Every entry must be repeated exactly. Exclude all pictures.

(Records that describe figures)
◆ ◆ ◆ ◆ ◆

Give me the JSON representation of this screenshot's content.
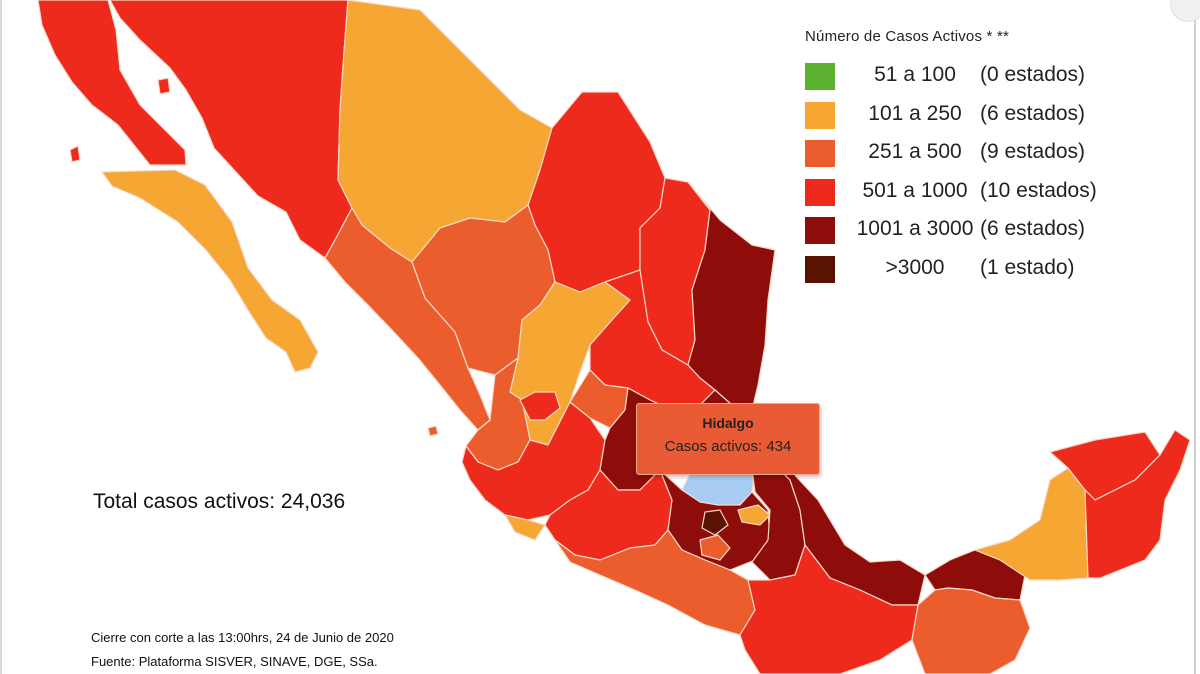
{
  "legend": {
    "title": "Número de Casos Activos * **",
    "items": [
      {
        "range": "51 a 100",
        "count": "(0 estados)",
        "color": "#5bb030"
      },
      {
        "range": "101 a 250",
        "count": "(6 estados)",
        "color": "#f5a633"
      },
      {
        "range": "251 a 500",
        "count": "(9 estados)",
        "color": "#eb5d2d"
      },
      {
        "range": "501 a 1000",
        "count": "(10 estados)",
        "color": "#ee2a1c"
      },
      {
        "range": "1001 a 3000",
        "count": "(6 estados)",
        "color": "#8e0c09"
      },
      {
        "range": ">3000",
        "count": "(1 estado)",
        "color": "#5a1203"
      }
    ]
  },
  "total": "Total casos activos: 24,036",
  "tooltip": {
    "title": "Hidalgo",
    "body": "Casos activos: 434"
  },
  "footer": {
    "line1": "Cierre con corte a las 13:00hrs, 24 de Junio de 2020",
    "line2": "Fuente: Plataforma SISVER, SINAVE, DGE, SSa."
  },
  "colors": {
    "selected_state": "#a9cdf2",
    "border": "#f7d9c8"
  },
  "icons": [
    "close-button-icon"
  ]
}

◆ ◆ ◆ ◆ ◆

> **TASK RESULT**
Give me the JSON representation of this screenshot's content.
{
  "legend": {
    "title": "Número de Casos Activos * **",
    "items": [
      {
        "range": "51 a 100",
        "count": "(0 estados)",
        "color": "#5bb030"
      },
      {
        "range": "101 a 250",
        "count": "(6 estados)",
        "color": "#f5a633"
      },
      {
        "range": "251 a 500",
        "count": "(9 estados)",
        "color": "#eb5d2d"
      },
      {
        "range": "501 a 1000",
        "count": "(10 estados)",
        "color": "#ee2a1c"
      },
      {
        "range": "1001 a 3000",
        "count": "(6 estados)",
        "color": "#8e0c09"
      },
      {
        "range": ">3000",
        "count": "(1 estado)",
        "color": "#5a1203"
      }
    ]
  },
  "total": "Total casos activos: 24,036",
  "tooltip": {
    "title": "Hidalgo",
    "body": "Casos activos: 434"
  },
  "footer": {
    "line1": "Cierre con corte a las 13:00hrs, 24 de Junio de 2020",
    "line2": "Fuente: Plataforma SISVER, SINAVE, DGE, SSa."
  },
  "colors": {
    "selected_state": "#a9cdf2",
    "border": "#f7d9c8"
  },
  "icons": [
    "close-button-icon"
  ]
}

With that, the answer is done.